Data entries extracted
################

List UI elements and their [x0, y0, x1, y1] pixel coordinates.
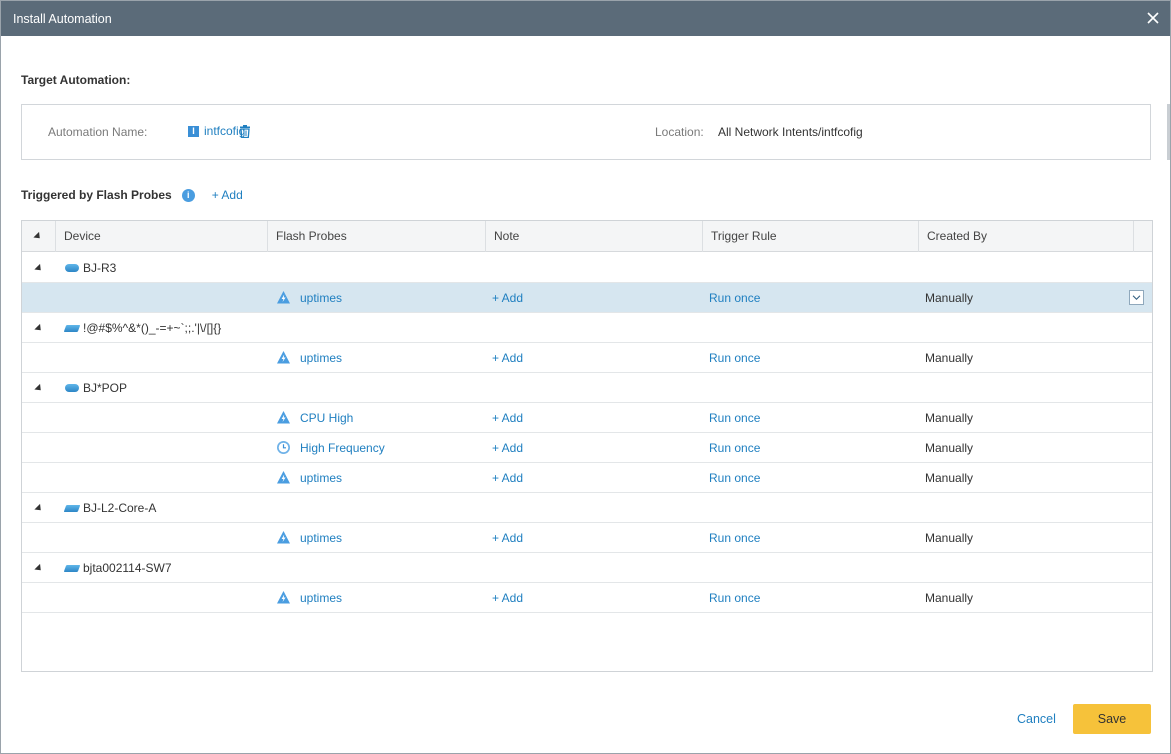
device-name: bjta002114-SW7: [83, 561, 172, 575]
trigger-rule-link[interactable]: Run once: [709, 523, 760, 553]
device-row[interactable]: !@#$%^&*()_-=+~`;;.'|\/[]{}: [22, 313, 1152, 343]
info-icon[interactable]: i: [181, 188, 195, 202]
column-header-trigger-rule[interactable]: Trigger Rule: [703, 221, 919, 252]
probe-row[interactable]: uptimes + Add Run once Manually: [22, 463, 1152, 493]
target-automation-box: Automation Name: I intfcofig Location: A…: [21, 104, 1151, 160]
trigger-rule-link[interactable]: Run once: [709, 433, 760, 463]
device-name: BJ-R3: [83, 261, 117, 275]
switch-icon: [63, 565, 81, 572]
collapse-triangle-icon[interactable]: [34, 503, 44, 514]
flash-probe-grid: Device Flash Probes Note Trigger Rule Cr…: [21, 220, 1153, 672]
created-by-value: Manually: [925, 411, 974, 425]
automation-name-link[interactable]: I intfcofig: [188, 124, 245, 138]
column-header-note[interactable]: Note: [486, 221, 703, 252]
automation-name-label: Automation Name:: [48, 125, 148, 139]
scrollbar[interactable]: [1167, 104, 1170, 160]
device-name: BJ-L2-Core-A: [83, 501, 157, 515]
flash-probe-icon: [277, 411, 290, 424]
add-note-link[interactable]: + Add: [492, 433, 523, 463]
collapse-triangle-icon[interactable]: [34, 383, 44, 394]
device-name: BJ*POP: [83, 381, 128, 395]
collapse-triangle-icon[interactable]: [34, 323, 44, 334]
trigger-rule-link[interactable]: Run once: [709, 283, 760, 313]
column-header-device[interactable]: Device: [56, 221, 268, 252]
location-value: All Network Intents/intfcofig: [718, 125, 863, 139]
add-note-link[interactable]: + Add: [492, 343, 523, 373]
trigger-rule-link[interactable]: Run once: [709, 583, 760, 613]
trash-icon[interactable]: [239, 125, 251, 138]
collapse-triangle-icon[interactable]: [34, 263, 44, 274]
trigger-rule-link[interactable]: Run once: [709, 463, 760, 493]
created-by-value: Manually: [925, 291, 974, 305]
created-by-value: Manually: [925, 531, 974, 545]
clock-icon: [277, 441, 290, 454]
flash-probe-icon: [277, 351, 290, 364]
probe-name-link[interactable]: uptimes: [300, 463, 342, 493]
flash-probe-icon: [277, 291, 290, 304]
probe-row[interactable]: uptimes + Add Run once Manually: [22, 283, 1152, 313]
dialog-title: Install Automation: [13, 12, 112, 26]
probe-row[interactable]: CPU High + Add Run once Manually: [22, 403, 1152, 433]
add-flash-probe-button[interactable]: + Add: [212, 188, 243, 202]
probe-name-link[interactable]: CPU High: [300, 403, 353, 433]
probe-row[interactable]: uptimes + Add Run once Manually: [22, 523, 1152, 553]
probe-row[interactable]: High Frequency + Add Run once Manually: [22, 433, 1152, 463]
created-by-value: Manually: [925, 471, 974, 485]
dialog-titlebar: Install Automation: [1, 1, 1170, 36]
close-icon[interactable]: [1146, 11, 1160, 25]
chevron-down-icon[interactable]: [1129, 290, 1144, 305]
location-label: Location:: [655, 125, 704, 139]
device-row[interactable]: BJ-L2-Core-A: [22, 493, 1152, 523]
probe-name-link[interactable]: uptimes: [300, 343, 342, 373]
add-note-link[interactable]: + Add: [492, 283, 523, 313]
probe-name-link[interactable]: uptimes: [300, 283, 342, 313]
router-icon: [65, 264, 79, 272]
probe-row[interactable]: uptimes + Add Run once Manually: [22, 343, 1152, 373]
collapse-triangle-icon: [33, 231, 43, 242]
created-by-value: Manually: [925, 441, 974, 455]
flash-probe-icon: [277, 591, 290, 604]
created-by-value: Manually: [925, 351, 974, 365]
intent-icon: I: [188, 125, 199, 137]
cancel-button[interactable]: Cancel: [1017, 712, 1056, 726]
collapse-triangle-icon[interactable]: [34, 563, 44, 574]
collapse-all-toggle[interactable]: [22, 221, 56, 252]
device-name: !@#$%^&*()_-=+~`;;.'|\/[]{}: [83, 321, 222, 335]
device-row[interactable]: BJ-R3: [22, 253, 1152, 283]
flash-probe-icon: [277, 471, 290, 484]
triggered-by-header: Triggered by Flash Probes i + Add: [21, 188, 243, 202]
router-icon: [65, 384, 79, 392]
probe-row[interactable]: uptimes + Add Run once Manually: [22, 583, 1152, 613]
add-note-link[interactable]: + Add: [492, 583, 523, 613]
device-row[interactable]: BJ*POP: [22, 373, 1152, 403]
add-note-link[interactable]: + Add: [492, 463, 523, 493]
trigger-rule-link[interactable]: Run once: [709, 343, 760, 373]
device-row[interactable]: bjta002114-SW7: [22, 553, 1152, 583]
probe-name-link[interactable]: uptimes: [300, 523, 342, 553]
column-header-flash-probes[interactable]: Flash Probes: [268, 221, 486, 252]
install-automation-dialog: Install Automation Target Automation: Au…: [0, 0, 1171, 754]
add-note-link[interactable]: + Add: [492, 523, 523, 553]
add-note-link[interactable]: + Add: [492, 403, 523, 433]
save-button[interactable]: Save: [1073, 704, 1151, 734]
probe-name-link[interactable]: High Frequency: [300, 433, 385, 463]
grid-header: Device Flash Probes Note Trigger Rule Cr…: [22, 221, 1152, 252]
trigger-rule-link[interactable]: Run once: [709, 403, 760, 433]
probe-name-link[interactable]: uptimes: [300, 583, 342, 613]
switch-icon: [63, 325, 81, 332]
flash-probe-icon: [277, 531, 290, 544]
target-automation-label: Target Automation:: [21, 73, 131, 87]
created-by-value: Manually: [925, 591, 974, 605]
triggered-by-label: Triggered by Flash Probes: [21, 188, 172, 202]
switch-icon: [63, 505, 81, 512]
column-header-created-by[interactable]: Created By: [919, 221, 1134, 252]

################

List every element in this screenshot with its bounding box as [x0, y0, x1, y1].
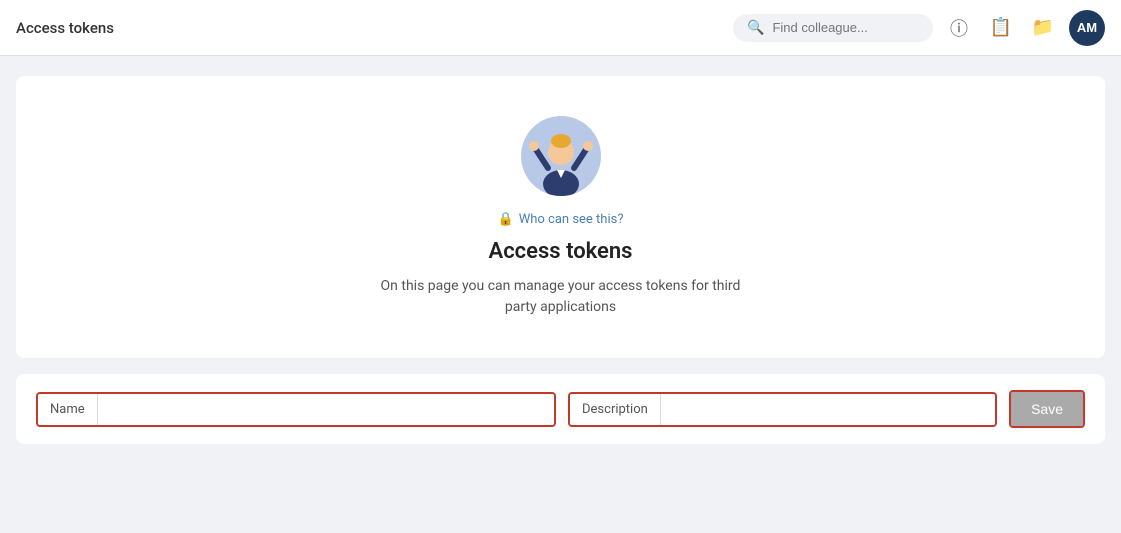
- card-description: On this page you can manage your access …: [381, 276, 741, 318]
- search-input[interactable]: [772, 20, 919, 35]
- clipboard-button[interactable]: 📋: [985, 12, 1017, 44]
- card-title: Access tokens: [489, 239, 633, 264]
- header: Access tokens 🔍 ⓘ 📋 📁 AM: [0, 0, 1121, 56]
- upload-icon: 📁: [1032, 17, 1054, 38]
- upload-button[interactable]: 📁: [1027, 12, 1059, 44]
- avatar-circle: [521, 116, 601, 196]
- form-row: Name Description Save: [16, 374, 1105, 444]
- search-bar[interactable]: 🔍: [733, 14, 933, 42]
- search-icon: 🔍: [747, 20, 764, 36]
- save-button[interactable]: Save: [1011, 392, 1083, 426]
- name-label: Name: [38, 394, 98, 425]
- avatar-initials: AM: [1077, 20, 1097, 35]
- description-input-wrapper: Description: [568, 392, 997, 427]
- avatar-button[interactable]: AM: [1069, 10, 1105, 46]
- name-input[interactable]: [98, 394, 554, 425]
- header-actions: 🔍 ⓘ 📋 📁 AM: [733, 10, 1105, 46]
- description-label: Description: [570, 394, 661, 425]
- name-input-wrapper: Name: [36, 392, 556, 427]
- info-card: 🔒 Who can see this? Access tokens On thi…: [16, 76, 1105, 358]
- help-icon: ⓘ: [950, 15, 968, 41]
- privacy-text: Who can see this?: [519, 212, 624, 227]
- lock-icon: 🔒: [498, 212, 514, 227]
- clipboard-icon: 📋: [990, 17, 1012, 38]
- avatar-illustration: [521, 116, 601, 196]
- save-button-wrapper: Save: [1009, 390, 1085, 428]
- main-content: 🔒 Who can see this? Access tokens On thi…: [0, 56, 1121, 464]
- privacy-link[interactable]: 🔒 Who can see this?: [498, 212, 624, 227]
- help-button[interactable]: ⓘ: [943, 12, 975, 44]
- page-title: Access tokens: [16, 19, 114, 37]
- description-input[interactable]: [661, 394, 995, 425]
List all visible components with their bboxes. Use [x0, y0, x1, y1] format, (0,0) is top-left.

################

Copy the lines from the line containing "- card-description: On" through the line containing "- upload-icon: 📁: [1032, 17, 1054, 38]", including both of those lines, without changing anything.

- card-description: On this page you can manage your access …: [381, 276, 741, 318]
- search-input[interactable]: [772, 20, 919, 35]
- clipboard-button[interactable]: 📋: [985, 12, 1017, 44]
- card-title: Access tokens: [489, 239, 633, 264]
- header: Access tokens 🔍 ⓘ 📋 📁 AM: [0, 0, 1121, 56]
- upload-icon: 📁: [1032, 17, 1054, 38]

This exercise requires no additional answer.